Return every line below in which "structured" appears.

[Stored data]
-- begin --

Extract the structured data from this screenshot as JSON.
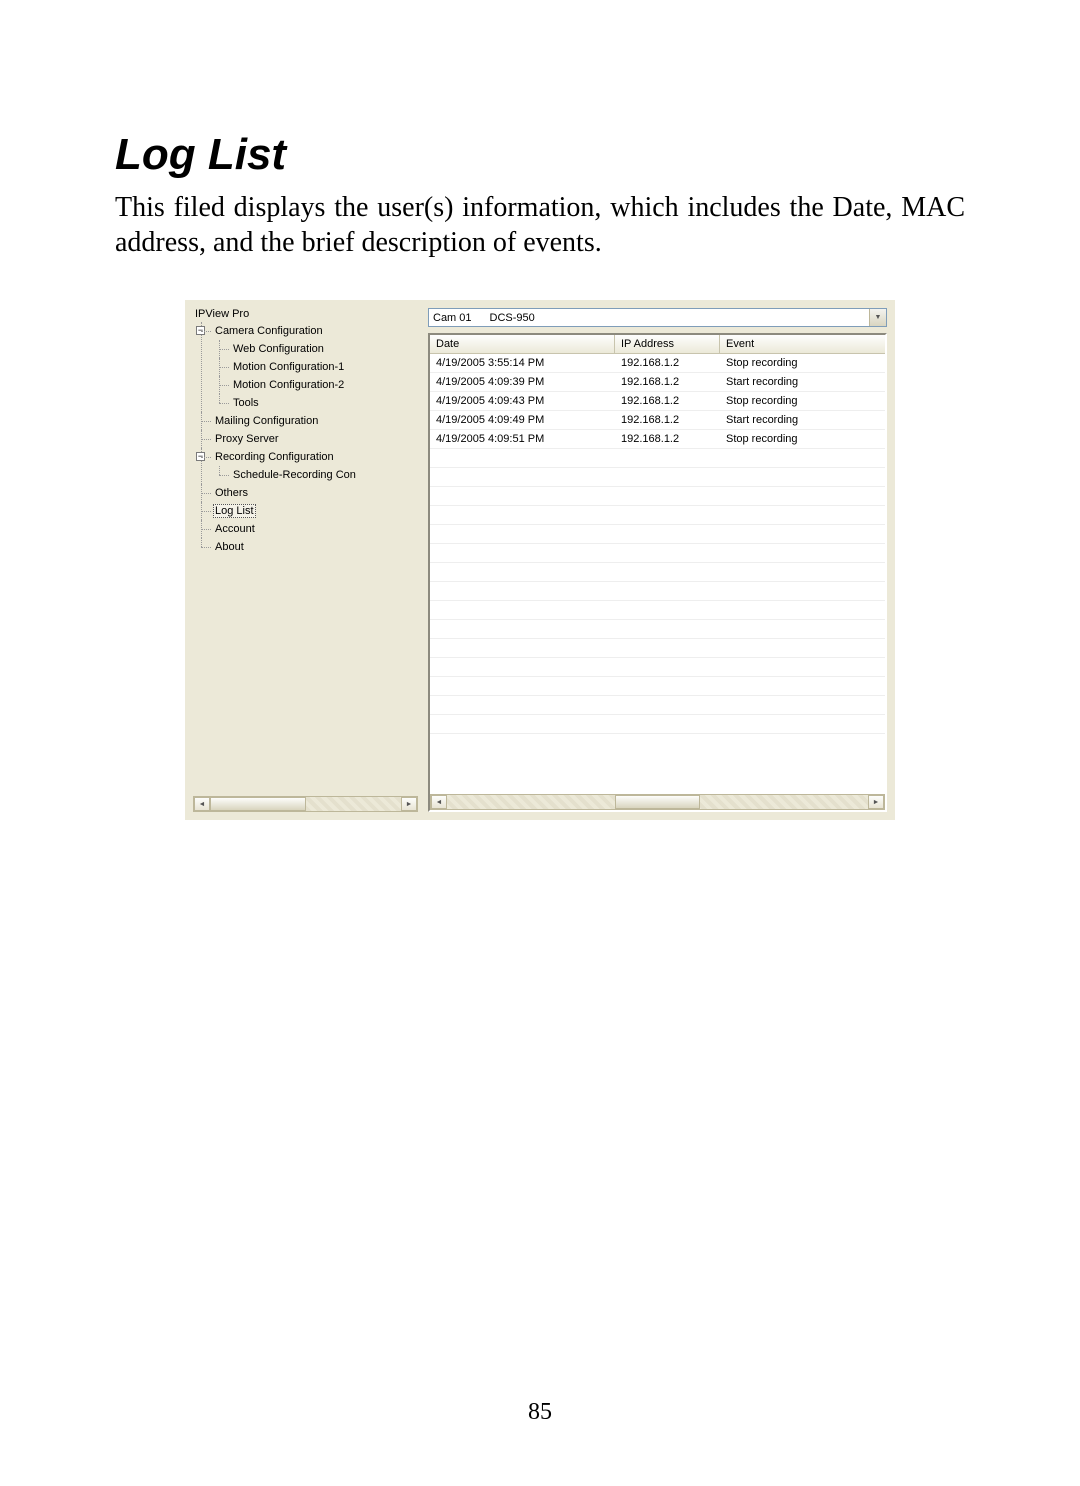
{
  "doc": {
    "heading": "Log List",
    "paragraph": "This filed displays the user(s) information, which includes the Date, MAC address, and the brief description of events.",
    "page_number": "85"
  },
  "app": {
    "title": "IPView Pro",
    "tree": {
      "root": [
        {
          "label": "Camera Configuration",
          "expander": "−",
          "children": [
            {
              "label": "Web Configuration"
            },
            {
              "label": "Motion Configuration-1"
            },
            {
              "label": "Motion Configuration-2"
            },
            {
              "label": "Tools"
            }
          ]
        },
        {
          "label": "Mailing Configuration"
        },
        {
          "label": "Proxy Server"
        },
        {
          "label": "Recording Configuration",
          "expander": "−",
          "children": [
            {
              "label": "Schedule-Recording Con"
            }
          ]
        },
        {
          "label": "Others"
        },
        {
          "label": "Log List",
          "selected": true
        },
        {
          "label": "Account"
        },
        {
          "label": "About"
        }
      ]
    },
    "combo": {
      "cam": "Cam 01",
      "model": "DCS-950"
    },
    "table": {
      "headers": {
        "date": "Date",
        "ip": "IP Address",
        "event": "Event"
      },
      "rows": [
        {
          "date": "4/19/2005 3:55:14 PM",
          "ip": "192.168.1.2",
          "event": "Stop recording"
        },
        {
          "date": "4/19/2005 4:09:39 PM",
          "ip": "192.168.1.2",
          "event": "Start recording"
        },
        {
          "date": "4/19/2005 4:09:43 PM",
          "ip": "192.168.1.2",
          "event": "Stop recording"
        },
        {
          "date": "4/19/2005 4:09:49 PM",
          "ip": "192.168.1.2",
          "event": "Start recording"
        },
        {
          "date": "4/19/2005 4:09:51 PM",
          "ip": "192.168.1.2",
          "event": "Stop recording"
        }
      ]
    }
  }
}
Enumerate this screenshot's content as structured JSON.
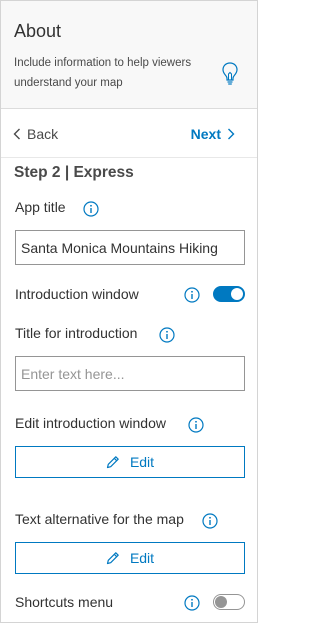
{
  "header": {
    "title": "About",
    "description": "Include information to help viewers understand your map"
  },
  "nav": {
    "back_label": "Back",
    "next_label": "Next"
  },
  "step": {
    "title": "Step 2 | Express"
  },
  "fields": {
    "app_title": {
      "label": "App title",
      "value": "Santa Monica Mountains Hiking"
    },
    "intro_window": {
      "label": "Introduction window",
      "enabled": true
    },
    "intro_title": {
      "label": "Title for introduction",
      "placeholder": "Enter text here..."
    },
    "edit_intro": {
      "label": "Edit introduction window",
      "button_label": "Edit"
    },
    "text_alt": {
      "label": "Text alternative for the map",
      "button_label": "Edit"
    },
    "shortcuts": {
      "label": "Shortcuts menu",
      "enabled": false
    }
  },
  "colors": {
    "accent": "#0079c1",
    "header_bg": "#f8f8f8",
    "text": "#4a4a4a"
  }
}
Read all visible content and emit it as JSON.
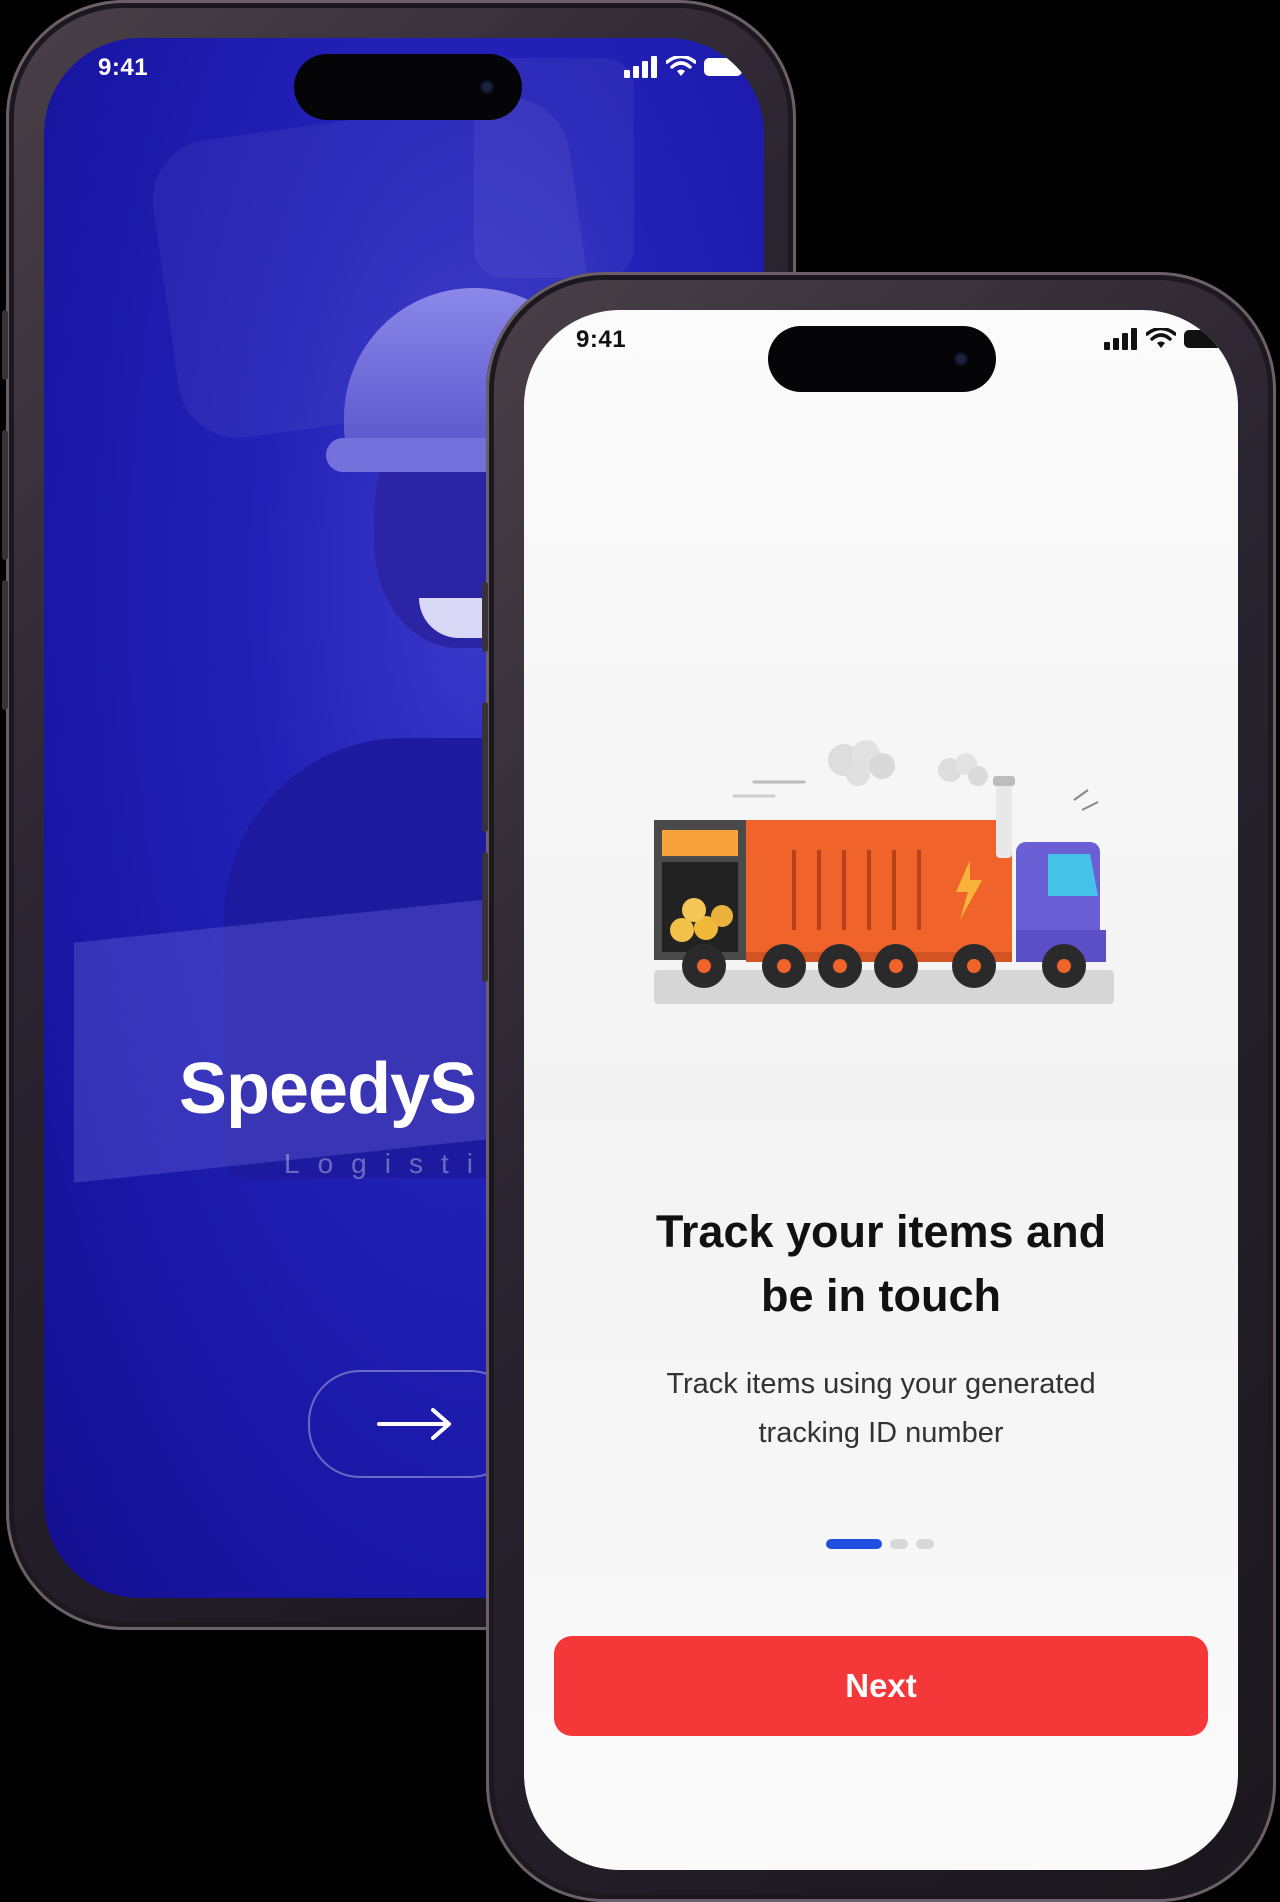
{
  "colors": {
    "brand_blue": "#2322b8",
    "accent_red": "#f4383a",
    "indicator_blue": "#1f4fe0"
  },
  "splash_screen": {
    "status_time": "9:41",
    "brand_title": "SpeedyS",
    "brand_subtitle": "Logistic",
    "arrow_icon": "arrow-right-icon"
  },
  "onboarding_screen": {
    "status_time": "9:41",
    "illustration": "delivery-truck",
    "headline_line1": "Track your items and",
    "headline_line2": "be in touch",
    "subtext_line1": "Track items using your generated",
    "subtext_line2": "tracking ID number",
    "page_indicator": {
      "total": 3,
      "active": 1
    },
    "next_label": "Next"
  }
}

-- end --

OUTPUT OF THE TASK
Extract the structured data from this screenshot as JSON.
Enumerate this screenshot's content as structured JSON.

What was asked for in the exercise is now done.